- [PROBLEM REQUIREMENTS]:
Reproduce the records below exactly as they appear, omitting any pictures they contain.

[Stored data entries]
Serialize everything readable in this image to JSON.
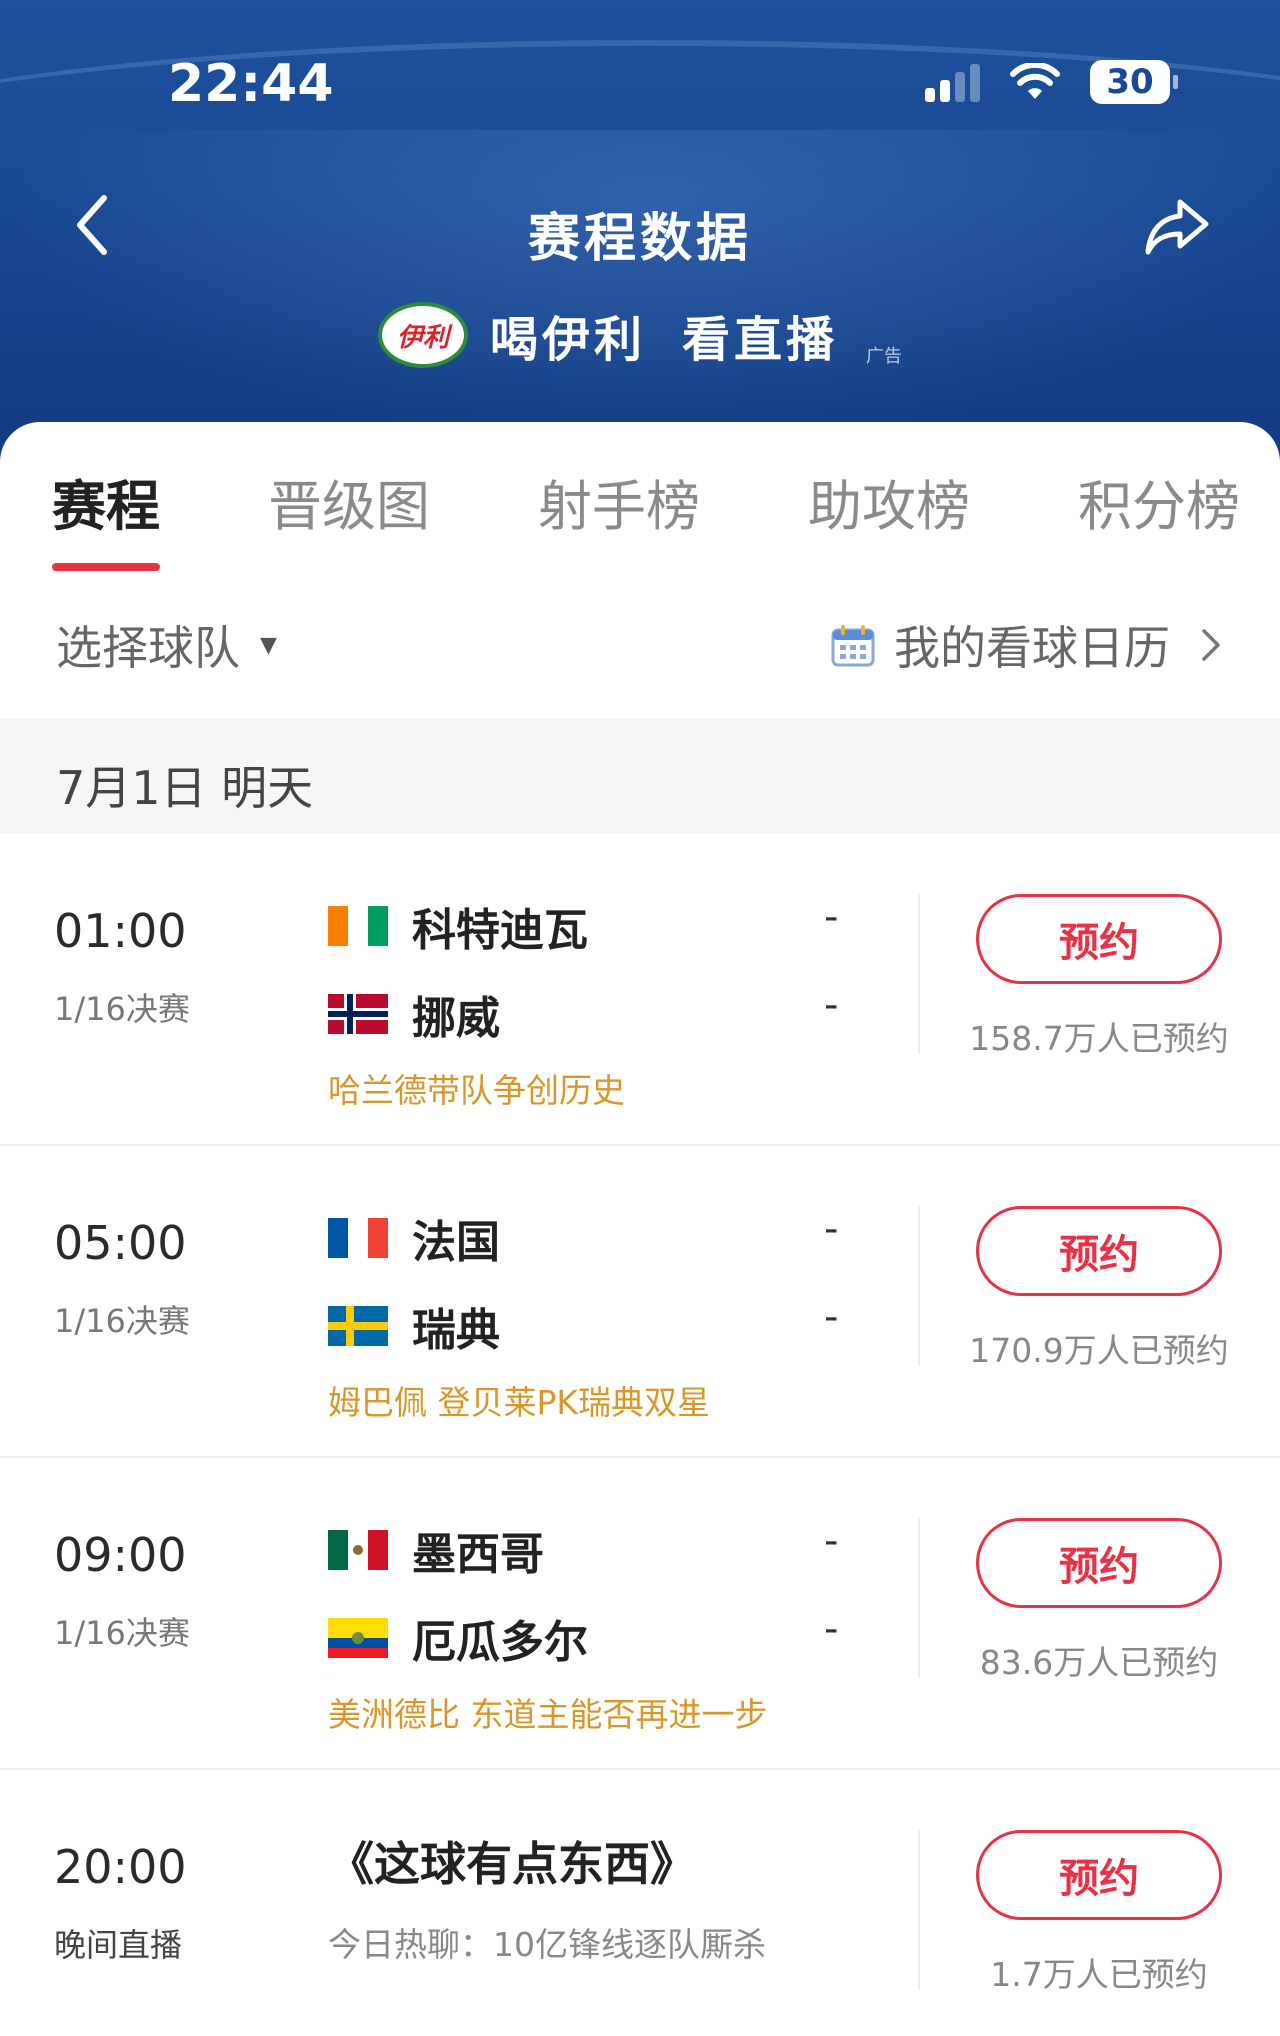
{
  "status_bar": {
    "time": "22:44",
    "battery": "30"
  },
  "nav": {
    "title": "赛程数据"
  },
  "ad": {
    "logo_text": "伊利",
    "text1": "喝伊利",
    "text2": "看直播",
    "tag": "广告"
  },
  "tabs": [
    {
      "label": "赛程",
      "active": true
    },
    {
      "label": "晋级图"
    },
    {
      "label": "射手榜"
    },
    {
      "label": "助攻榜"
    },
    {
      "label": "积分榜"
    }
  ],
  "filter": {
    "team_select": "选择球队",
    "calendar_label": "我的看球日历"
  },
  "date_header": "7月1日 明天",
  "matches": [
    {
      "time": "01:00",
      "stage": "1/16决赛",
      "home": "科特迪瓦",
      "away": "挪威",
      "home_score": "-",
      "away_score": "-",
      "note": "哈兰德带队争创历史",
      "reserve_label": "预约",
      "reserve_count": "158.7万人已预约"
    },
    {
      "time": "05:00",
      "stage": "1/16决赛",
      "home": "法国",
      "away": "瑞典",
      "home_score": "-",
      "away_score": "-",
      "note": "姆巴佩 登贝莱PK瑞典双星",
      "reserve_label": "预约",
      "reserve_count": "170.9万人已预约"
    },
    {
      "time": "09:00",
      "stage": "1/16决赛",
      "home": "墨西哥",
      "away": "厄瓜多尔",
      "home_score": "-",
      "away_score": "-",
      "note": "美洲德比 东道主能否再进一步",
      "reserve_label": "预约",
      "reserve_count": "83.6万人已预约"
    }
  ],
  "show": {
    "time": "20:00",
    "type": "晚间直播",
    "title": "《这球有点东西》",
    "subtitle": "今日热聊：10亿锋线逐队厮杀",
    "reserve_label": "预约",
    "reserve_count": "1.7万人已预约"
  },
  "colors": {
    "accent": "#e63246",
    "header_blue": "#1a4a94",
    "note_orange": "#d9962a"
  }
}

- [REPLY TO THE EXERCISE]:
Serialize everything readable in this image to JSON.
{
  "status_bar": {
    "time": "22:44",
    "battery": "30"
  },
  "nav": {
    "title": "赛程数据"
  },
  "ad": {
    "logo_text": "伊利",
    "text1": "喝伊利",
    "text2": "看直播",
    "tag": "广告"
  },
  "tabs": [
    {
      "label": "赛程",
      "active": true
    },
    {
      "label": "晋级图"
    },
    {
      "label": "射手榜"
    },
    {
      "label": "助攻榜"
    },
    {
      "label": "积分榜"
    }
  ],
  "filter": {
    "team_select": "选择球队",
    "calendar_label": "我的看球日历"
  },
  "date_header": "7月1日 明天",
  "matches": [
    {
      "time": "01:00",
      "stage": "1/16决赛",
      "home": "科特迪瓦",
      "away": "挪威",
      "home_score": "-",
      "away_score": "-",
      "note": "哈兰德带队争创历史",
      "reserve_label": "预约",
      "reserve_count": "158.7万人已预约"
    },
    {
      "time": "05:00",
      "stage": "1/16决赛",
      "home": "法国",
      "away": "瑞典",
      "home_score": "-",
      "away_score": "-",
      "note": "姆巴佩 登贝莱PK瑞典双星",
      "reserve_label": "预约",
      "reserve_count": "170.9万人已预约"
    },
    {
      "time": "09:00",
      "stage": "1/16决赛",
      "home": "墨西哥",
      "away": "厄瓜多尔",
      "home_score": "-",
      "away_score": "-",
      "note": "美洲德比 东道主能否再进一步",
      "reserve_label": "预约",
      "reserve_count": "83.6万人已预约"
    }
  ],
  "show": {
    "time": "20:00",
    "type": "晚间直播",
    "title": "《这球有点东西》",
    "subtitle": "今日热聊：10亿锋线逐队厮杀",
    "reserve_label": "预约",
    "reserve_count": "1.7万人已预约"
  },
  "colors": {
    "accent": "#e63246",
    "header_blue": "#1a4a94",
    "note_orange": "#d9962a"
  }
}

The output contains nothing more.